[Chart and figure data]

────────────────────────────────────────

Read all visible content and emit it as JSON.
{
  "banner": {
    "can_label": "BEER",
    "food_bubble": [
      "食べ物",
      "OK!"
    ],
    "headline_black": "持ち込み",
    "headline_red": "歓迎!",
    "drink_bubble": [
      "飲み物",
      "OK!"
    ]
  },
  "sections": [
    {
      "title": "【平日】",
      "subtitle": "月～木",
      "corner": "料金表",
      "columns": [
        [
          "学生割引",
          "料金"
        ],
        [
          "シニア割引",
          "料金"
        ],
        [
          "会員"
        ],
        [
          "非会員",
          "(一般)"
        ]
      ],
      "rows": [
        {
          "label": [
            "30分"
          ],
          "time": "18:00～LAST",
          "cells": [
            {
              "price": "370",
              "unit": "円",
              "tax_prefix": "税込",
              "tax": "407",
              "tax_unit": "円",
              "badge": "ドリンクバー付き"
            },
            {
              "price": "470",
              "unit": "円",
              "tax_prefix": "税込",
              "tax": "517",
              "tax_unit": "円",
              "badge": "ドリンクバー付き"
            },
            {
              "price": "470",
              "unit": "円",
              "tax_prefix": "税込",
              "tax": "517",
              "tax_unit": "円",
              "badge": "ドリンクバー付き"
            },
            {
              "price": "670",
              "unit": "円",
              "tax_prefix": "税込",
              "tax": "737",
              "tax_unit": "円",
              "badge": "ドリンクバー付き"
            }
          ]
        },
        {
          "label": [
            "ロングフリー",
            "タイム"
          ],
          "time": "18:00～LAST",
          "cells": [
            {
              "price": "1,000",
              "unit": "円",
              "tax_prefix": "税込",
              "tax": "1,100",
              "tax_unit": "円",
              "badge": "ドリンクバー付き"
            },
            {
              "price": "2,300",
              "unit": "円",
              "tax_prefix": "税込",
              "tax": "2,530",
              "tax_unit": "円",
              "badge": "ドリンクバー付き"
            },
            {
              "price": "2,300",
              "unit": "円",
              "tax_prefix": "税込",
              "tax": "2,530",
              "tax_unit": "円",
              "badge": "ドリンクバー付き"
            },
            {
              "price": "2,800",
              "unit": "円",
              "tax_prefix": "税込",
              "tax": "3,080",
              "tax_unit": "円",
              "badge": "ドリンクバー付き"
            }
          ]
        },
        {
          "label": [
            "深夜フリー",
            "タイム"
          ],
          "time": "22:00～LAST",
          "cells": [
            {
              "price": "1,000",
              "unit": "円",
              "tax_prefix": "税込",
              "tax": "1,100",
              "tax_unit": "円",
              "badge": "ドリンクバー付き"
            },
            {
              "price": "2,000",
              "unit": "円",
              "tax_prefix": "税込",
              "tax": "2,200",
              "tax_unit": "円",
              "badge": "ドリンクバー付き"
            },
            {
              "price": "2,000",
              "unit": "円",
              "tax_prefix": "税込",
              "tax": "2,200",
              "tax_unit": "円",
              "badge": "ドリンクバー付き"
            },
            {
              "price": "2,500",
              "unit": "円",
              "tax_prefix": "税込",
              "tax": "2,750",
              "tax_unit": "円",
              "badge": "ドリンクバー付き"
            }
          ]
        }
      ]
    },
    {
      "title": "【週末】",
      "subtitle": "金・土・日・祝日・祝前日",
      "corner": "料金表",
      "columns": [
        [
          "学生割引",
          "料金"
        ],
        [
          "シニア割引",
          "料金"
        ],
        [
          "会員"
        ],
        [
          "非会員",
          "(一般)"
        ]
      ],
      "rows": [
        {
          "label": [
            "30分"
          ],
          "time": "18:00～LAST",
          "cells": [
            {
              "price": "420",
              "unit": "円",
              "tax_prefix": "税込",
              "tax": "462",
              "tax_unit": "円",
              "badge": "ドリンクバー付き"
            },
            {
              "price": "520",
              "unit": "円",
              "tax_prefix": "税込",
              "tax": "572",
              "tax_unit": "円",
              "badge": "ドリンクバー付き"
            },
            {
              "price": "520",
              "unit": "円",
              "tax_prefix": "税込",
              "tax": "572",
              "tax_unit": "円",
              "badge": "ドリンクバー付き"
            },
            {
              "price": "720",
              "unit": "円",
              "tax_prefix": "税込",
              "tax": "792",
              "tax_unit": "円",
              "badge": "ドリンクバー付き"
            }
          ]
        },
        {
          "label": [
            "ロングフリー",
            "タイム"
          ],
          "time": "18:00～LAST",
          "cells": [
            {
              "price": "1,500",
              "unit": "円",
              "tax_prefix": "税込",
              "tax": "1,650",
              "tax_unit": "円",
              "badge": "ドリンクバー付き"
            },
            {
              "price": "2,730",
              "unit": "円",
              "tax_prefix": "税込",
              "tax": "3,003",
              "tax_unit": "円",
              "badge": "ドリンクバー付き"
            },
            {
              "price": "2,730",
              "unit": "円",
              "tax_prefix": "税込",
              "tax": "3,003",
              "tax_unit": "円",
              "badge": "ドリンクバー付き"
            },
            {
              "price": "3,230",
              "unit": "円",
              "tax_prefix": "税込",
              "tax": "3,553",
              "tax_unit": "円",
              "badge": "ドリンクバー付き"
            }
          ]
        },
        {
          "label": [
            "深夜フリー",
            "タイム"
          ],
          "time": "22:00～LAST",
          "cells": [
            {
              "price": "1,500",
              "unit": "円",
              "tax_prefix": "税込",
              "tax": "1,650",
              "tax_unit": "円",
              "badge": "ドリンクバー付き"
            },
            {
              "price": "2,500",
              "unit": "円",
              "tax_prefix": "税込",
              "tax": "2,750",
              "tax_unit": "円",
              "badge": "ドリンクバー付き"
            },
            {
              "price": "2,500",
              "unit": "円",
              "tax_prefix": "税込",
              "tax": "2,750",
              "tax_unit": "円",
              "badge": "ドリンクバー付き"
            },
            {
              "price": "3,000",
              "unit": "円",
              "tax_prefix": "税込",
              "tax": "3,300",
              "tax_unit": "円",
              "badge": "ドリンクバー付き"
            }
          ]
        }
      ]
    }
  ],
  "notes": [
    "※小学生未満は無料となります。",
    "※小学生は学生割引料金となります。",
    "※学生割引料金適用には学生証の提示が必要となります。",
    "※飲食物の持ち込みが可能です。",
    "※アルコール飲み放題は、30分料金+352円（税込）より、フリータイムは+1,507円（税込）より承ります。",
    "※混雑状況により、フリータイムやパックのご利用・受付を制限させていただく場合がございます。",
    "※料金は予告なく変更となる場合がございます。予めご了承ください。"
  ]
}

────────────────────────────────────────

## TASK BRIEF
Quote every entry exactly.

## THE SOLUTION
Read all visible content and emit it as JSON.
{
  "banner": {
    "can_label": "BEER",
    "food_bubble": [
      "食べ物",
      "OK!"
    ],
    "headline_black": "持ち込み",
    "headline_red": "歓迎!",
    "drink_bubble": [
      "飲み物",
      "OK!"
    ]
  },
  "sections": [
    {
      "title": "【平日】",
      "subtitle": "月～木",
      "corner": "料金表",
      "columns": [
        [
          "学生割引",
          "料金"
        ],
        [
          "シニア割引",
          "料金"
        ],
        [
          "会員"
        ],
        [
          "非会員",
          "(一般)"
        ]
      ],
      "rows": [
        {
          "label": [
            "30分"
          ],
          "time": "18:00～LAST",
          "cells": [
            {
              "price": "370",
              "unit": "円",
              "tax_prefix": "税込",
              "tax": "407",
              "tax_unit": "円",
              "badge": "ドリンクバー付き"
            },
            {
              "price": "470",
              "unit": "円",
              "tax_prefix": "税込",
              "tax": "517",
              "tax_unit": "円",
              "badge": "ドリンクバー付き"
            },
            {
              "price": "470",
              "unit": "円",
              "tax_prefix": "税込",
              "tax": "517",
              "tax_unit": "円",
              "badge": "ドリンクバー付き"
            },
            {
              "price": "670",
              "unit": "円",
              "tax_prefix": "税込",
              "tax": "737",
              "tax_unit": "円",
              "badge": "ドリンクバー付き"
            }
          ]
        },
        {
          "label": [
            "ロングフリー",
            "タイム"
          ],
          "time": "18:00～LAST",
          "cells": [
            {
              "price": "1,000",
              "unit": "円",
              "tax_prefix": "税込",
              "tax": "1,100",
              "tax_unit": "円",
              "badge": "ドリンクバー付き"
            },
            {
              "price": "2,300",
              "unit": "円",
              "tax_prefix": "税込",
              "tax": "2,530",
              "tax_unit": "円",
              "badge": "ドリンクバー付き"
            },
            {
              "price": "2,300",
              "unit": "円",
              "tax_prefix": "税込",
              "tax": "2,530",
              "tax_unit": "円",
              "badge": "ドリンクバー付き"
            },
            {
              "price": "2,800",
              "unit": "円",
              "tax_prefix": "税込",
              "tax": "3,080",
              "tax_unit": "円",
              "badge": "ドリンクバー付き"
            }
          ]
        },
        {
          "label": [
            "深夜フリー",
            "タイム"
          ],
          "time": "22:00～LAST",
          "cells": [
            {
              "price": "1,000",
              "unit": "円",
              "tax_prefix": "税込",
              "tax": "1,100",
              "tax_unit": "円",
              "badge": "ドリンクバー付き"
            },
            {
              "price": "2,000",
              "unit": "円",
              "tax_prefix": "税込",
              "tax": "2,200",
              "tax_unit": "円",
              "badge": "ドリンクバー付き"
            },
            {
              "price": "2,000",
              "unit": "円",
              "tax_prefix": "税込",
              "tax": "2,200",
              "tax_unit": "円",
              "badge": "ドリンクバー付き"
            },
            {
              "price": "2,500",
              "unit": "円",
              "tax_prefix": "税込",
              "tax": "2,750",
              "tax_unit": "円",
              "badge": "ドリンクバー付き"
            }
          ]
        }
      ]
    },
    {
      "title": "【週末】",
      "subtitle": "金・土・日・祝日・祝前日",
      "corner": "料金表",
      "columns": [
        [
          "学生割引",
          "料金"
        ],
        [
          "シニア割引",
          "料金"
        ],
        [
          "会員"
        ],
        [
          "非会員",
          "(一般)"
        ]
      ],
      "rows": [
        {
          "label": [
            "30分"
          ],
          "time": "18:00～LAST",
          "cells": [
            {
              "price": "420",
              "unit": "円",
              "tax_prefix": "税込",
              "tax": "462",
              "tax_unit": "円",
              "badge": "ドリンクバー付き"
            },
            {
              "price": "520",
              "unit": "円",
              "tax_prefix": "税込",
              "tax": "572",
              "tax_unit": "円",
              "badge": "ドリンクバー付き"
            },
            {
              "price": "520",
              "unit": "円",
              "tax_prefix": "税込",
              "tax": "572",
              "tax_unit": "円",
              "badge": "ドリンクバー付き"
            },
            {
              "price": "720",
              "unit": "円",
              "tax_prefix": "税込",
              "tax": "792",
              "tax_unit": "円",
              "badge": "ドリンクバー付き"
            }
          ]
        },
        {
          "label": [
            "ロングフリー",
            "タイム"
          ],
          "time": "18:00～LAST",
          "cells": [
            {
              "price": "1,500",
              "unit": "円",
              "tax_prefix": "税込",
              "tax": "1,650",
              "tax_unit": "円",
              "badge": "ドリンクバー付き"
            },
            {
              "price": "2,730",
              "unit": "円",
              "tax_prefix": "税込",
              "tax": "3,003",
              "tax_unit": "円",
              "badge": "ドリンクバー付き"
            },
            {
              "price": "2,730",
              "unit": "円",
              "tax_prefix": "税込",
              "tax": "3,003",
              "tax_unit": "円",
              "badge": "ドリンクバー付き"
            },
            {
              "price": "3,230",
              "unit": "円",
              "tax_prefix": "税込",
              "tax": "3,553",
              "tax_unit": "円",
              "badge": "ドリンクバー付き"
            }
          ]
        },
        {
          "label": [
            "深夜フリー",
            "タイム"
          ],
          "time": "22:00～LAST",
          "cells": [
            {
              "price": "1,500",
              "unit": "円",
              "tax_prefix": "税込",
              "tax": "1,650",
              "tax_unit": "円",
              "badge": "ドリンクバー付き"
            },
            {
              "price": "2,500",
              "unit": "円",
              "tax_prefix": "税込",
              "tax": "2,750",
              "tax_unit": "円",
              "badge": "ドリンクバー付き"
            },
            {
              "price": "2,500",
              "unit": "円",
              "tax_prefix": "税込",
              "tax": "2,750",
              "tax_unit": "円",
              "badge": "ドリンクバー付き"
            },
            {
              "price": "3,000",
              "unit": "円",
              "tax_prefix": "税込",
              "tax": "3,300",
              "tax_unit": "円",
              "badge": "ドリンクバー付き"
            }
          ]
        }
      ]
    }
  ],
  "notes": [
    "※小学生未満は無料となります。",
    "※小学生は学生割引料金となります。",
    "※学生割引料金適用には学生証の提示が必要となります。",
    "※飲食物の持ち込みが可能です。",
    "※アルコール飲み放題は、30分料金+352円（税込）より、フリータイムは+1,507円（税込）より承ります。",
    "※混雑状況により、フリータイムやパックのご利用・受付を制限させていただく場合がございます。",
    "※料金は予告なく変更となる場合がございます。予めご了承ください。"
  ]
}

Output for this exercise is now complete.